Start of Text shown

One day, in a quite moment, or between saturnic journeys, we heard a knock at the door. Our rehearsal space was in a pretty "hard to find" spot, on the mezzanine floor of a building that had a Jillian's pool hall above it, down an accidental open door-ed corridor you'd have to either be drunk to enter or unconcerned as to the danger you might find down there. No one besides us ever "meant" to walk down it. The knock rang out like a shotgun -- Who was it? Were we doomed? Had we paid the rent? (We were young and poor and notoriously irresponsible...) Was this the end of love as we had known it? We all shrank back from the sound of the knuckles rapping against the wood as if it were the sound of something that were to seal our fate were we to acquiesce to it. Our freedom, at that silent moment, was expressed in our refusal to respond with anything but our own silence.
But this was a fist aimed at breaking us apart, and it knocked again, and again. The bass player, a smiling guy for whom even going to the moon in music was a reason to smile even more at the glory of space, moved towards the door, then deftly flipped the lock and pulled the door open towards him, moving back lightly and quickly. A tall man stood there, quite crisp, a grey wool overcoat on his shokders, beige cashmere scarf across his collar, matching beige cap, matching smooth grey slacks, dark business shoes. We wondered if he was lost. Or, in fact, if we were even more lost, even though we thought we knew where we were on what we still call "planet earth."

End of Text shown
Start of Provided records

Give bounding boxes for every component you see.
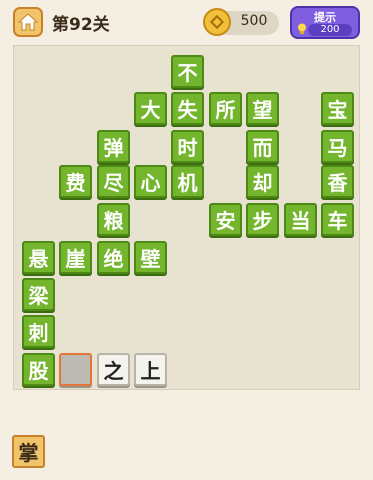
board-tile[interactable]: 望 [246,92,279,125]
board-tile[interactable]: 香 [321,165,354,198]
home-icon [18,13,38,31]
board-tile[interactable]: 壁 [134,241,167,274]
board-tile[interactable]: 当 [284,203,317,236]
board-tile[interactable]: 宝 [321,92,354,125]
coin-count: 500 [240,13,268,29]
coin-icon [203,8,231,36]
board-tile[interactable]: 之 [97,353,130,386]
board-tile[interactable]: 上 [134,353,167,386]
board-tile[interactable]: 股 [22,353,55,386]
board-tile[interactable]: 悬 [22,241,55,274]
board-tile[interactable]: 崖 [59,241,92,274]
board-tile[interactable]: 而 [246,130,279,163]
board-tile[interactable]: 却 [246,165,279,198]
board-tile[interactable]: 尽 [97,165,130,198]
home-button[interactable] [13,7,43,37]
board-tile[interactable]: 弹 [97,130,130,163]
level-title: 第92关 [52,15,110,35]
answer-bank-tile[interactable]: 掌 [12,435,45,468]
board-tile[interactable]: 不 [171,55,204,88]
board-tile[interactable]: 安 [209,203,242,236]
top-bar: 第92关 500 提示 200 [0,0,373,44]
board-tile[interactable]: 刺 [22,315,55,348]
board-empty-slot[interactable] [59,353,92,386]
board-tile[interactable]: 时 [171,130,204,163]
board-tile[interactable]: 失 [171,92,204,125]
hint-button[interactable]: 提示 200 [290,6,360,39]
board-tile[interactable]: 车 [321,203,354,236]
board-tile[interactable]: 费 [59,165,92,198]
board-tile[interactable]: 绝 [97,241,130,274]
board-tile[interactable]: 马 [321,130,354,163]
board-tile[interactable]: 机 [171,165,204,198]
board-tile[interactable]: 梁 [22,278,55,311]
board-tile[interactable]: 大 [134,92,167,125]
board-tile[interactable]: 心 [134,165,167,198]
board-tile[interactable]: 所 [209,92,242,125]
board-tile[interactable]: 步 [246,203,279,236]
board-tile[interactable]: 粮 [97,203,130,236]
hint-cost: 200 [320,24,340,35]
lightbulb-icon [298,23,306,34]
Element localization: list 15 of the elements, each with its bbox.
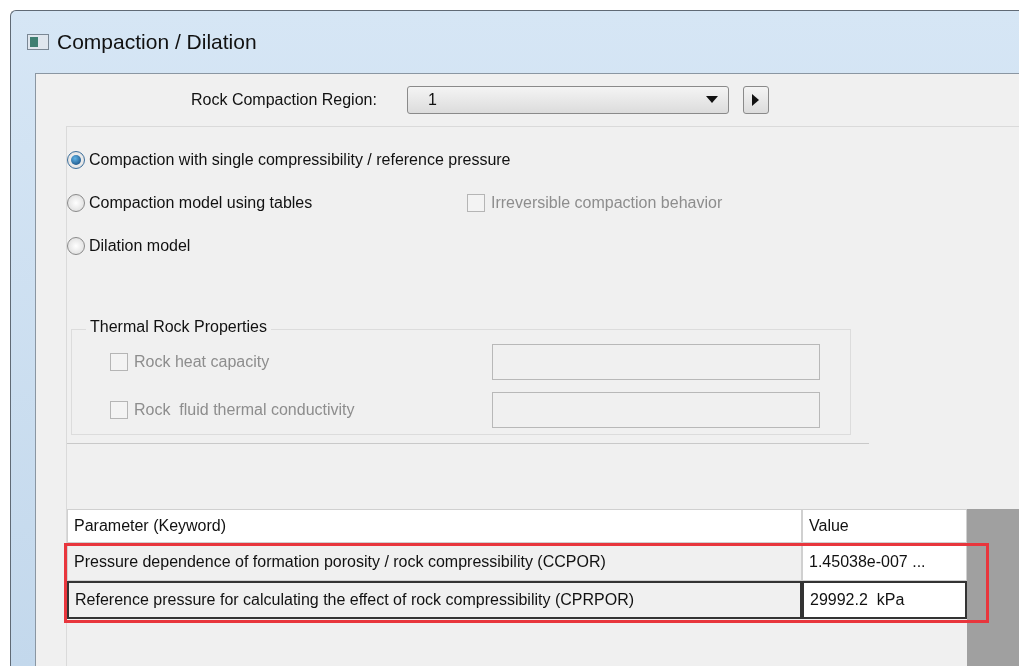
column-header: Parameter (Keyword) (67, 509, 802, 543)
region-label: Rock Compaction Region: (191, 91, 377, 109)
window-title: Compaction / Dilation (57, 30, 257, 54)
region-dropdown[interactable]: 1 (406, 86, 729, 114)
model-radio-button[interactable]: Compaction model using tables (67, 194, 467, 212)
table-cell[interactable]: 29992.2 kPa (802, 581, 967, 619)
group-title: Thermal Rock Properties (86, 318, 271, 336)
triangle-right-icon (751, 94, 760, 106)
caret-icon (705, 96, 718, 104)
table-cell: Reference pressure for calculating the effect of rock compressibility (CPRPOR) (67, 581, 802, 619)
model-radio-button[interactable]: Dilation model (67, 237, 467, 255)
next-button[interactable] (742, 86, 769, 114)
model-radio-button[interactable]: Compaction with single compressibility / reference pressure (67, 151, 511, 169)
column-header: Value (802, 509, 967, 543)
window-icon (27, 34, 49, 50)
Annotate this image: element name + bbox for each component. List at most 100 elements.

End of Provided records

#### Requirement A:
Reproduce the passage about the knock at the rehearsal space between "One day, in" and "our own silence.", inclusive, and switch "shotgun" to "cannon".
#### Requirement B:
According to the passage about the knock at the rehearsal space, where was the rehearsal space located?
The records play no part here.

#### Written solution A:
One day, in a quite moment, or between saturnic journeys, we heard a knock at the door. Our rehearsal space was in a pretty "hard to find" spot, on the mezzanine floor of a building that had a Jillian's pool hall above it, down an accidental open door-ed corridor you'd have to either be drunk to enter or unconcerned as to the danger you might find down there. No one besides us ever "meant" to walk down it. The knock rang out like a cannon -- Who was it? Were we doomed? Had we paid the rent? (We were young and poor and notoriously irresponsible...) Was this the end of love as we had known it? We all shrank back from the sound of the knuckles rapping against the wood as if it were the sound of something that were to seal our fate were we to acquiesce to it. Our freedom, at that silent moment, was expressed in our refusal to respond with anything but our own silence.

#### Written solution B:
On the mezzanine floor of a building that had a Jillian's pool hall above it.